** begin **
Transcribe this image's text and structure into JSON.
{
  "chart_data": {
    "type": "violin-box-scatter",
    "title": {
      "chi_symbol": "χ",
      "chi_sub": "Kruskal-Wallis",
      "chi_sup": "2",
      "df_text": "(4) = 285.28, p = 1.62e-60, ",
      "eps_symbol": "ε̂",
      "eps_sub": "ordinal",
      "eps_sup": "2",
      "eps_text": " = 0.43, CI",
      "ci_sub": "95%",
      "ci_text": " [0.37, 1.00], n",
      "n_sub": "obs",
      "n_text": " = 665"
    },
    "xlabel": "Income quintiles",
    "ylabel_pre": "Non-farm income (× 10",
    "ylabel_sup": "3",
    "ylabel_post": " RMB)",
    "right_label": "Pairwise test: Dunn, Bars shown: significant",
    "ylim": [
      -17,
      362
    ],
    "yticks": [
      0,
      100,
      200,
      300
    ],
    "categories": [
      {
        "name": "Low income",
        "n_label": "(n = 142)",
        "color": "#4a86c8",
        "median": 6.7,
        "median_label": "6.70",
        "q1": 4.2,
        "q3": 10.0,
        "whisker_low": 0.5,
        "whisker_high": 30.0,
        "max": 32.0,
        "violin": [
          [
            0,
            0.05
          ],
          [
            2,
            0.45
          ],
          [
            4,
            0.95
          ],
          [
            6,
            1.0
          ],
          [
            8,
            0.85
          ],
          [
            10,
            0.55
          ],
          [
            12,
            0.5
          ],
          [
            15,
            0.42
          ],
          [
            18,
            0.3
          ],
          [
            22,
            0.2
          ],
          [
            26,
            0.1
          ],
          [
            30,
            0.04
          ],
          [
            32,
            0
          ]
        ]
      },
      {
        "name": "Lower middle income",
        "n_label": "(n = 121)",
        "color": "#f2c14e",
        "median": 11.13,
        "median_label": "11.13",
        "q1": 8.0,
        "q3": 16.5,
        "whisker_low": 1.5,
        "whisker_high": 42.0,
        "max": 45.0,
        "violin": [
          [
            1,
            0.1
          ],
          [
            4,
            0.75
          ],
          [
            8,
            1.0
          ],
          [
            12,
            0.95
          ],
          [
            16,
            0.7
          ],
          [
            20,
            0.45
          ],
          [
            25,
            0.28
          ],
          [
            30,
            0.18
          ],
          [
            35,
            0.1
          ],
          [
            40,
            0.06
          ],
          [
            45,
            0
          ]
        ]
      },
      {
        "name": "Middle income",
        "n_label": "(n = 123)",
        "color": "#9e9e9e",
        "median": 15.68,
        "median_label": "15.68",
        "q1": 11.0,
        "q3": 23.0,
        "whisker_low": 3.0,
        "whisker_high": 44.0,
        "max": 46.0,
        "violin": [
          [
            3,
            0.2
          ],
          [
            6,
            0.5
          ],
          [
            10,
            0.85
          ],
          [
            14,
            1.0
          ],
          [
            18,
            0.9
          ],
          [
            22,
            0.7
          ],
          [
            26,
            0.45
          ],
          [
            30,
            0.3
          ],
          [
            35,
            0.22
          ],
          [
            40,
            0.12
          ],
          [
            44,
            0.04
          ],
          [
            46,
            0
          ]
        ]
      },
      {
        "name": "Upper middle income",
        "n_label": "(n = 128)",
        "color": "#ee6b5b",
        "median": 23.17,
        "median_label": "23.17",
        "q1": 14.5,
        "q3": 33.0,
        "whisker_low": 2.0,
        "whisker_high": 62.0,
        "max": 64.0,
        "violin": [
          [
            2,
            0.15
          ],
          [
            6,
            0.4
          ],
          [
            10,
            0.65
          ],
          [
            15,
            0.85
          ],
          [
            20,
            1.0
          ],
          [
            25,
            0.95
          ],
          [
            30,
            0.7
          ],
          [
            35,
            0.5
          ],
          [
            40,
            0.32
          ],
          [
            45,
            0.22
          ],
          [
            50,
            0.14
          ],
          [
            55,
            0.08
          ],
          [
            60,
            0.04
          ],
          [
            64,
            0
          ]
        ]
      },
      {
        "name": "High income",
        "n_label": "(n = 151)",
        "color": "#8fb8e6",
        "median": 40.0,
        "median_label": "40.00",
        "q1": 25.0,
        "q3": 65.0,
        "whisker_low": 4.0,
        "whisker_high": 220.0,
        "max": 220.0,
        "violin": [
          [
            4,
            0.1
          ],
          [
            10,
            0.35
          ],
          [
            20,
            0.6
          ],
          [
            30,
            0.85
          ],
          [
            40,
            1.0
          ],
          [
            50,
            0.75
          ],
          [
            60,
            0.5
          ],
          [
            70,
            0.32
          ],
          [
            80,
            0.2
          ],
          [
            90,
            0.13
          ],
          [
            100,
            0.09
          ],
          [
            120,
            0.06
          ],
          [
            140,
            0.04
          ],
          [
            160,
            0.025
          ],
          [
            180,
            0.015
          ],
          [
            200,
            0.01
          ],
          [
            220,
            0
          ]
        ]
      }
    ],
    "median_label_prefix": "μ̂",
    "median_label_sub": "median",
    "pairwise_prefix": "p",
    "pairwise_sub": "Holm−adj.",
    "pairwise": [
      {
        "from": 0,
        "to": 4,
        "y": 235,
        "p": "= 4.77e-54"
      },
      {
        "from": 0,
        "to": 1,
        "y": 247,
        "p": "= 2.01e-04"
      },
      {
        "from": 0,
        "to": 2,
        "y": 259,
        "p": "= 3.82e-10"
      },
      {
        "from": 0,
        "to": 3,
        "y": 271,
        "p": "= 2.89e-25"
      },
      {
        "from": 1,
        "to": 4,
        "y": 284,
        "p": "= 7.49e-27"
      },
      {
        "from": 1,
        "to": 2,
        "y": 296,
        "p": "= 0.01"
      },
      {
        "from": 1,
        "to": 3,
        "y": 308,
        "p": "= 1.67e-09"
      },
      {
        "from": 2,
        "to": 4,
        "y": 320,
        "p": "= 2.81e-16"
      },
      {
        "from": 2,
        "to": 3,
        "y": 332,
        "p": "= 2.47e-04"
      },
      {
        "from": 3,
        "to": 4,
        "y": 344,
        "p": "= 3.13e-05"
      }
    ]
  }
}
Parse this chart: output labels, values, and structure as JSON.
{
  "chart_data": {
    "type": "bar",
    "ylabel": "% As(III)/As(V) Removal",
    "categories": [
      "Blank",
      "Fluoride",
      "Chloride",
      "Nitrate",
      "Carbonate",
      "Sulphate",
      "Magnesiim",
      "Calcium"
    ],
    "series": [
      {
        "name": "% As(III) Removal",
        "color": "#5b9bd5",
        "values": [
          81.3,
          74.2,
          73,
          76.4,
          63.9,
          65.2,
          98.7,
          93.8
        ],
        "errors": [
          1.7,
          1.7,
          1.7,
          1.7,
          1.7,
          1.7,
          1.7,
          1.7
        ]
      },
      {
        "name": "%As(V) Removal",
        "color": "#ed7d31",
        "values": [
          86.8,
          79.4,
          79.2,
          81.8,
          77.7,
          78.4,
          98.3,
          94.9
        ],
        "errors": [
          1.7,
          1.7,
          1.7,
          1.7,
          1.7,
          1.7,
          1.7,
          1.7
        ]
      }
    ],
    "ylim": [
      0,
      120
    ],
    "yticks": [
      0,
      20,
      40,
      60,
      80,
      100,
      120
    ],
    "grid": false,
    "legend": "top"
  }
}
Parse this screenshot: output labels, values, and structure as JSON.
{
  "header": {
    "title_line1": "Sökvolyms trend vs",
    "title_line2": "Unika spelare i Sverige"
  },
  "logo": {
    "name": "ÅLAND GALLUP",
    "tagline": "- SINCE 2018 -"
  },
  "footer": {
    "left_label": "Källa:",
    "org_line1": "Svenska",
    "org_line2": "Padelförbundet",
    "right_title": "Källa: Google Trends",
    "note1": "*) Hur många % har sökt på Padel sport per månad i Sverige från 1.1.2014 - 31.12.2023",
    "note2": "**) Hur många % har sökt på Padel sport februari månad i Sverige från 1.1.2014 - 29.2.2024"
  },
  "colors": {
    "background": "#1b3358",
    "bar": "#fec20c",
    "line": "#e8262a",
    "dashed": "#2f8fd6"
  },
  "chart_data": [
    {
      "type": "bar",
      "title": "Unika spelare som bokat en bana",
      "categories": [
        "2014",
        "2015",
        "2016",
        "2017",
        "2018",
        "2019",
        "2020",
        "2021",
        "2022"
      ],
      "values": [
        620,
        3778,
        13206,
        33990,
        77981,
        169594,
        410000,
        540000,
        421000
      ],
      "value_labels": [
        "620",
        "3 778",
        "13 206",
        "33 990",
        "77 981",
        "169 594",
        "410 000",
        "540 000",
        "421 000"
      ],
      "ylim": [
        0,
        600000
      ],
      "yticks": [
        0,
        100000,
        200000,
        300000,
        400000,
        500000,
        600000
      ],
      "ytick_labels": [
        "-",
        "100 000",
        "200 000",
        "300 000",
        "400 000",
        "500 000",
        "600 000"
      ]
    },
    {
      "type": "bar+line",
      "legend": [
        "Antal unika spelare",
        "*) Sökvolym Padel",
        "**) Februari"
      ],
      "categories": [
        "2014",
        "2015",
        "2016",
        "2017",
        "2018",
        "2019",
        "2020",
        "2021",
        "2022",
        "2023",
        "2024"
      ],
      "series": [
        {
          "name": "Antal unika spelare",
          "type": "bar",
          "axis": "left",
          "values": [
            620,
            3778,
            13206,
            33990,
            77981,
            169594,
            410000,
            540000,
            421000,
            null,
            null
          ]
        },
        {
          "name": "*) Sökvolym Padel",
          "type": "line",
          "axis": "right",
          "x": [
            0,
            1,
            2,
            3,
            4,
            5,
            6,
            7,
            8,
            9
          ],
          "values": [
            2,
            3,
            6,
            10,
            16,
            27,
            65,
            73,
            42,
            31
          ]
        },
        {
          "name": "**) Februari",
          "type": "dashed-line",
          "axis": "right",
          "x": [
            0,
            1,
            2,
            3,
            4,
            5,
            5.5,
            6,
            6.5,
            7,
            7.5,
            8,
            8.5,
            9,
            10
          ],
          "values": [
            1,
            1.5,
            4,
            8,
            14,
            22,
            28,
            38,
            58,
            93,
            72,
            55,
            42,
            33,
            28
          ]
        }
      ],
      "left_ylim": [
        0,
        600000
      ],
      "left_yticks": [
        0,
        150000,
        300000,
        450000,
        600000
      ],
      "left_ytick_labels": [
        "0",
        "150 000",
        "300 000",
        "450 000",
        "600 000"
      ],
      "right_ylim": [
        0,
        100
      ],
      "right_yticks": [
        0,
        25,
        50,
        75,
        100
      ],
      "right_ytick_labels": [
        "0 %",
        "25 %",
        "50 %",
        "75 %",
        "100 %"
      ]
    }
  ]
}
** end **
- Written request
Pull out every line of the entries that includes the word "this".

- Complete answer
Transcribe this image's text and structure into JSON.
Parse this chart: output labels, values, and structure as JSON.
Parse this screenshot: output labels, values, and structure as JSON.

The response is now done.